Supplied material:
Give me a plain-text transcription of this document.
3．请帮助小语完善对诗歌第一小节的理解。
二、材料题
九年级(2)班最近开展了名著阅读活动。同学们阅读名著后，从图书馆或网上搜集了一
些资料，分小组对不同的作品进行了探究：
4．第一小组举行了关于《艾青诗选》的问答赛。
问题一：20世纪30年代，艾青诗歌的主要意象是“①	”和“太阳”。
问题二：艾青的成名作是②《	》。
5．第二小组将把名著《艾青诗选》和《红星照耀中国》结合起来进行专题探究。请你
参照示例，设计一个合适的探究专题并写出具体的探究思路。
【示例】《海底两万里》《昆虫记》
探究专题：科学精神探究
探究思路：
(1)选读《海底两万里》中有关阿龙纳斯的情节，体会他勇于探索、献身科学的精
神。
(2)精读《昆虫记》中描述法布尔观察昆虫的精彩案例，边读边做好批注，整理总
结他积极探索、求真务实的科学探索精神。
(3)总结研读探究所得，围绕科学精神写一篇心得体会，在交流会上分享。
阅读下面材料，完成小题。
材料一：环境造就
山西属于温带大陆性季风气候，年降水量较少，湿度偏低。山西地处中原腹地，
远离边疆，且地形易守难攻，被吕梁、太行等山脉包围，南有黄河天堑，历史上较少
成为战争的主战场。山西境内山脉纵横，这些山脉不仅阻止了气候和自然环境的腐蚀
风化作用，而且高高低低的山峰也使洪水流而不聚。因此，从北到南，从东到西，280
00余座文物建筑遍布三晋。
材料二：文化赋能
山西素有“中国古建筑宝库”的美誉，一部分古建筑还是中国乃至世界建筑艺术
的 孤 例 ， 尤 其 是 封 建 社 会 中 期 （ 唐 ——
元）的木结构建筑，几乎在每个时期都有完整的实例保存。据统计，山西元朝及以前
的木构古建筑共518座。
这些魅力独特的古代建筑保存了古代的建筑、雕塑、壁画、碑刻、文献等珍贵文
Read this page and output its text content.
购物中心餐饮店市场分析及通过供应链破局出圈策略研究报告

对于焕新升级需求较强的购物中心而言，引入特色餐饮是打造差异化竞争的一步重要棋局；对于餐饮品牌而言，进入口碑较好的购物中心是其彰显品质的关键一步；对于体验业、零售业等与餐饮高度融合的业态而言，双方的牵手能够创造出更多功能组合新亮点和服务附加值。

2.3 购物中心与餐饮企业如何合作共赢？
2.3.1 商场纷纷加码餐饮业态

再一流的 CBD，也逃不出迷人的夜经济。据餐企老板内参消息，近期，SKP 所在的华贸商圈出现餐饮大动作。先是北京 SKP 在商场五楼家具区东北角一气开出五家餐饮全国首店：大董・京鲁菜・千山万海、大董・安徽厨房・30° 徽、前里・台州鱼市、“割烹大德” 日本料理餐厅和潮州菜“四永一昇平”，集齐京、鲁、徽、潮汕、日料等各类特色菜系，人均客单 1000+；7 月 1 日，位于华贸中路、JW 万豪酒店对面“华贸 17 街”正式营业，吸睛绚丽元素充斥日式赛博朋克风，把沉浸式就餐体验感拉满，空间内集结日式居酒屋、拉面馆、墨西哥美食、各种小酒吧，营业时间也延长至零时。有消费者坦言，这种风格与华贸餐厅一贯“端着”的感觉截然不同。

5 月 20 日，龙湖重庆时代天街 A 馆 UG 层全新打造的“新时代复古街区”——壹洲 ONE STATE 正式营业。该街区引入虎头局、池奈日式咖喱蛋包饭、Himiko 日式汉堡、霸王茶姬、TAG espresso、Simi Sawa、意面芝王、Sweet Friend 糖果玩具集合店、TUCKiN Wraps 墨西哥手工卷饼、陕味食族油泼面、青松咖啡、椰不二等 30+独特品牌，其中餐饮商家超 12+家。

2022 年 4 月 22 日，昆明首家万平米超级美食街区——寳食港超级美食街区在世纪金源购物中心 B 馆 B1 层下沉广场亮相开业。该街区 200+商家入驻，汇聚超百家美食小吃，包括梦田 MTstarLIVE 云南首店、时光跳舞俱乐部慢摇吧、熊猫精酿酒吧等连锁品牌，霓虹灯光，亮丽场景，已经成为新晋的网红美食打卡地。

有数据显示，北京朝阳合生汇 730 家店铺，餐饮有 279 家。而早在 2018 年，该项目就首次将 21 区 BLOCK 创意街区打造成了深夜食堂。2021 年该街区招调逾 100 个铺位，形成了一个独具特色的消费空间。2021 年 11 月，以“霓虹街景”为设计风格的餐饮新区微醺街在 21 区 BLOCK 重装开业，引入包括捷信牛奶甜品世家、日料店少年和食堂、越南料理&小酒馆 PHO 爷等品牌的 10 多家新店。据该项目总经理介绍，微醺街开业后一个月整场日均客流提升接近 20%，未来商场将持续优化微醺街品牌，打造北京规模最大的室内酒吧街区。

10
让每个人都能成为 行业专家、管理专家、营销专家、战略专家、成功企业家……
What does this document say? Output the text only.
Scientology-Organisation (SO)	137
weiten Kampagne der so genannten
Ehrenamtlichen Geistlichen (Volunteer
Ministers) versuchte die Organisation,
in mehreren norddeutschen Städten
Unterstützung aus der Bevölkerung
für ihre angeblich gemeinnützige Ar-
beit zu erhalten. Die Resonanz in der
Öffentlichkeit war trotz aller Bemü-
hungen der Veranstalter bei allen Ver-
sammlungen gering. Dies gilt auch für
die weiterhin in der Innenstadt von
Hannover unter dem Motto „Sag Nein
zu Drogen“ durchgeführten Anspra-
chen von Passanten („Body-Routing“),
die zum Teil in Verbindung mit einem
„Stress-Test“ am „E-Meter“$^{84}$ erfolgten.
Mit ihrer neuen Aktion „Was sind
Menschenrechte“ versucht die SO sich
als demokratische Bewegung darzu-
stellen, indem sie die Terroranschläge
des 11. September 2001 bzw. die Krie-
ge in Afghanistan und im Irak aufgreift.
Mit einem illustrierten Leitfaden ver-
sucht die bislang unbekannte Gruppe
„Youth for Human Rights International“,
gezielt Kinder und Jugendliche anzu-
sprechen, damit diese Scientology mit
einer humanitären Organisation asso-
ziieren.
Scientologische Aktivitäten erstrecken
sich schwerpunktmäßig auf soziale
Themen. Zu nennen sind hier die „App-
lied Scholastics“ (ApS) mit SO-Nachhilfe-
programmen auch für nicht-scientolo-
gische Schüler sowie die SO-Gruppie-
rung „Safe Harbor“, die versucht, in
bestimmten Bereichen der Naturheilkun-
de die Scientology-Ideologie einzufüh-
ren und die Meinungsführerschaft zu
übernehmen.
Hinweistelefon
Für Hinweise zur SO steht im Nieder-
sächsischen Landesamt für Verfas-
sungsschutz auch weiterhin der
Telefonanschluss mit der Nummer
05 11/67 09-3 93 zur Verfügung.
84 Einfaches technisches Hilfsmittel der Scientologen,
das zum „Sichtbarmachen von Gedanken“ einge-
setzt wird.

Stated exercise:
Give all the entries again exactly; leave none out.

Solution to this exercise:
Give me a plain-text transcription of this document.
3．请帮助小语完善对诗歌第一小节的理解。
二、材料题
九年级(2)班最近开展了名著阅读活动。同学们阅读名著后，从图书馆或网上搜集了一
些资料，分小组对不同的作品进行了探究：
4．第一小组举行了关于《艾青诗选》的问答赛。
问题一：20世纪30年代，艾青诗歌的主要意象是“①	”和“太阳”。
问题二：艾青的成名作是②《	》。
5．第二小组将把名著《艾青诗选》和《红星照耀中国》结合起来进行专题探究。请你
参照示例，设计一个合适的探究专题并写出具体的探究思路。
【示例】《海底两万里》《昆虫记》
探究专题：科学精神探究
探究思路：
(1)选读《海底两万里》中有关阿龙纳斯的情节，体会他勇于探索、献身科学的精
神。
(2)精读《昆虫记》中描述法布尔观察昆虫的精彩案例，边读边做好批注，整理总
结他积极探索、求真务实的科学探索精神。
(3)总结研读探究所得，围绕科学精神写一篇心得体会，在交流会上分享。
阅读下面材料，完成小题。
材料一：环境造就
山西属于温带大陆性季风气候，年降水量较少，湿度偏低。山西地处中原腹地，
远离边疆，且地形易守难攻，被吕梁、太行等山脉包围，南有黄河天堑，历史上较少
成为战争的主战场。山西境内山脉纵横，这些山脉不仅阻止了气候和自然环境的腐蚀
风化作用，而且高高低低的山峰也使洪水流而不聚。因此，从北到南，从东到西，280
00余座文物建筑遍布三晋。
材料二：文化赋能
山西素有“中国古建筑宝库”的美誉，一部分古建筑还是中国乃至世界建筑艺术
的 孤 例 ， 尤 其 是 封 建 社 会 中 期 （ 唐 ——
元）的木结构建筑，几乎在每个时期都有完整的实例保存。据统计，山西元朝及以前
的木构古建筑共518座。
这些魅力独特的古代建筑保存了古代的建筑、雕塑、壁画、碑刻、文献等珍贵文
Read this page and output its text content.
购物中心餐饮店市场分析及通过供应链破局出圈策略研究报告

对于焕新升级需求较强的购物中心而言，引入特色餐饮是打造差异化竞争的一步重要棋局；对于餐饮品牌而言，进入口碑较好的购物中心是其彰显品质的关键一步；对于体验业、零售业等与餐饮高度融合的业态而言，双方的牵手能够创造出更多功能组合新亮点和服务附加值。

2.3 购物中心与餐饮企业如何合作共赢？
2.3.1 商场纷纷加码餐饮业态

再一流的 CBD，也逃不出迷人的夜经济。据餐企老板内参消息，近期，SKP 所在的华贸商圈出现餐饮大动作。先是北京 SKP 在商场五楼家具区东北角一气开出五家餐饮全国首店：大董・京鲁菜・千山万海、大董・安徽厨房・30° 徽、前里・台州鱼市、“割烹大德” 日本料理餐厅和潮州菜“四永一昇平”，集齐京、鲁、徽、潮汕、日料等各类特色菜系，人均客单 1000+；7 月 1 日，位于华贸中路、JW 万豪酒店对面“华贸 17 街”正式营业，吸睛绚丽元素充斥日式赛博朋克风，把沉浸式就餐体验感拉满，空间内集结日式居酒屋、拉面馆、墨西哥美食、各种小酒吧，营业时间也延长至零时。有消费者坦言，这种风格与华贸餐厅一贯“端着”的感觉截然不同。

5 月 20 日，龙湖重庆时代天街 A 馆 UG 层全新打造的“新时代复古街区”——壹洲 ONE STATE 正式营业。该街区引入虎头局、池奈日式咖喱蛋包饭、Himiko 日式汉堡、霸王茶姬、TAG espresso、Simi Sawa、意面芝王、Sweet Friend 糖果玩具集合店、TUCKiN Wraps 墨西哥手工卷饼、陕味食族油泼面、青松咖啡、椰不二等 30+独特品牌，其中餐饮商家超 12+家。

2022 年 4 月 22 日，昆明首家万平米超级美食街区——寳食港超级美食街区在世纪金源购物中心 B 馆 B1 层下沉广场亮相开业。该街区 200+商家入驻，汇聚超百家美食小吃，包括梦田 MTstarLIVE 云南首店、时光跳舞俱乐部慢摇吧、熊猫精酿酒吧等连锁品牌，霓虹灯光，亮丽场景，已经成为新晋的网红美食打卡地。

有数据显示，北京朝阳合生汇 730 家店铺，餐饮有 279 家。而早在 2018 年，该项目就首次将 21 区 BLOCK 创意街区打造成了深夜食堂。2021 年该街区招调逾 100 个铺位，形成了一个独具特色的消费空间。2021 年 11 月，以“霓虹街景”为设计风格的餐饮新区微醺街在 21 区 BLOCK 重装开业，引入包括捷信牛奶甜品世家、日料店少年和食堂、越南料理&小酒馆 PHO 爷等品牌的 10 多家新店。据该项目总经理介绍，微醺街开业后一个月整场日均客流提升接近 20%，未来商场将持续优化微醺街品牌，打造北京规模最大的室内酒吧街区。

10
让每个人都能成为 行业专家、管理专家、营销专家、战略专家、成功企业家……
What does this document say? Output the text only.
Scientology-Organisation (SO)	137
weiten Kampagne der so genannten
Ehrenamtlichen Geistlichen (Volunteer
Ministers) versuchte die Organisation,
in mehreren norddeutschen Städten
Unterstützung aus der Bevölkerung
für ihre angeblich gemeinnützige Ar-
beit zu erhalten. Die Resonanz in der
Öffentlichkeit war trotz aller Bemü-
hungen der Veranstalter bei allen Ver-
sammlungen gering. Dies gilt auch für
die weiterhin in der Innenstadt von
Hannover unter dem Motto „Sag Nein
zu Drogen“ durchgeführten Anspra-
chen von Passanten („Body-Routing“),
die zum Teil in Verbindung mit einem
„Stress-Test“ am „E-Meter“$^{84}$ erfolgten.
Mit ihrer neuen Aktion „Was sind
Menschenrechte“ versucht die SO sich
als demokratische Bewegung darzu-
stellen, indem sie die Terroranschläge
des 11. September 2001 bzw. die Krie-
ge in Afghanistan und im Irak aufgreift.
Mit einem illustrierten Leitfaden ver-
sucht die bislang unbekannte Gruppe
„Youth for Human Rights International“,
gezielt Kinder und Jugendliche anzu-
sprechen, damit diese Scientology mit
einer humanitären Organisation asso-
ziieren.
Scientologische Aktivitäten erstrecken
sich schwerpunktmäßig auf soziale
Themen. Zu nennen sind hier die „App-
lied Scholastics“ (ApS) mit SO-Nachhilfe-
programmen auch für nicht-scientolo-
gische Schüler sowie die SO-Gruppie-
rung „Safe Harbor“, die versucht, in
bestimmten Bereichen der Naturheilkun-
de die Scientology-Ideologie einzufüh-
ren und die Meinungsführerschaft zu
übernehmen.
Hinweistelefon
Für Hinweise zur SO steht im Nieder-
sächsischen Landesamt für Verfas-
sungsschutz auch weiterhin der
Telefonanschluss mit der Nummer
05 11/67 09-3 93 zur Verfügung.
84 Einfaches technisches Hilfsmittel der Scientologen,
das zum „Sichtbarmachen von Gedanken“ einge-
setzt wird.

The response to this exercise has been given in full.